═══ Data entries ═══
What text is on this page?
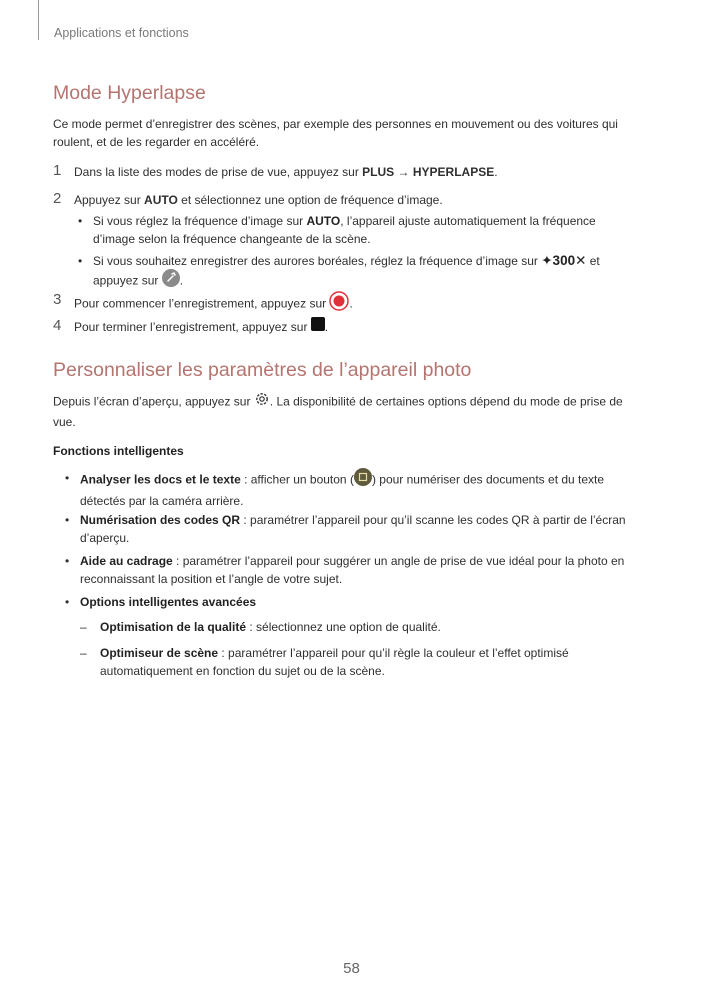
Applications et fonctions
Mode Hyperlapse
Ce mode permet d’enregistrer des scènes, par exemple des personnes en mouvement ou des voitures qui
roulent, et de les regarder en accéléré.
1 Dans la liste des modes de prise de vue, appuyez sur PLUS → HYPERLAPSE.
2 Appuyez sur AUTO et sélectionnez une option de fréquence d’image.
• Si vous réglez la fréquence d’image sur AUTO, l’appareil ajuste automatiquement la fréquence
d’image selon la fréquence changeante de la scène.
• Si vous souhaitez enregistrer des aurores boréales, réglez la fréquence d’image sur ✦300✕ et
appuyez sur .
3 Pour commencer l’enregistrement, appuyez sur .
4 Pour terminer l’enregistrement, appuyez sur .
Personnaliser les paramètres de l’appareil photo
Depuis l’écran d’aperçu, appuyez sur . La disponibilité de certaines options dépend du mode de prise de
vue.
Fonctions intelligentes
• Analyser les docs et le texte : afficher un bouton ( ) pour numériser des documents et du texte
détectés par la caméra arrière.
• Numérisation des codes QR : paramétrer l’appareil pour qu’il scanne les codes QR à partir de l’écran
d’aperçu.
• Aide au cadrage : paramétrer l’appareil pour suggérer un angle de prise de vue idéal pour la photo en
reconnaissant la position et l’angle de votre sujet.
• Options intelligentes avancées
– Optimisation de la qualité : sélectionnez une option de qualité.
– Optimiseur de scène : paramétrer l’appareil pour qu’il règle la couleur et l’effet optimisé
automatiquement en fonction du sujet ou de la scène.
58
═══
# The request
Transcribe the material as is, with images omitted.

# Reply
What text is on this page?
Applications et fonctions
Mode Hyperlapse
Ce mode permet d’enregistrer des scènes, par exemple des personnes en mouvement ou des voitures qui
roulent, et de les regarder en accéléré.
1 Dans la liste des modes de prise de vue, appuyez sur PLUS → HYPERLAPSE.
2 Appuyez sur AUTO et sélectionnez une option de fréquence d’image.
• Si vous réglez la fréquence d’image sur AUTO, l’appareil ajuste automatiquement la fréquence
d’image selon la fréquence changeante de la scène.
• Si vous souhaitez enregistrer des aurores boréales, réglez la fréquence d’image sur ✦300✕ et
appuyez sur .
3 Pour commencer l’enregistrement, appuyez sur .
4 Pour terminer l’enregistrement, appuyez sur .
Personnaliser les paramètres de l’appareil photo
Depuis l’écran d’aperçu, appuyez sur . La disponibilité de certaines options dépend du mode de prise de
vue.
Fonctions intelligentes
• Analyser les docs et le texte : afficher un bouton ( ) pour numériser des documents et du texte
détectés par la caméra arrière.
• Numérisation des codes QR : paramétrer l’appareil pour qu’il scanne les codes QR à partir de l’écran
d’aperçu.
• Aide au cadrage : paramétrer l’appareil pour suggérer un angle de prise de vue idéal pour la photo en
reconnaissant la position et l’angle de votre sujet.
• Options intelligentes avancées
– Optimisation de la qualité : sélectionnez une option de qualité.
– Optimiseur de scène : paramétrer l’appareil pour qu’il règle la couleur et l’effet optimisé
automatiquement en fonction du sujet ou de la scène.
58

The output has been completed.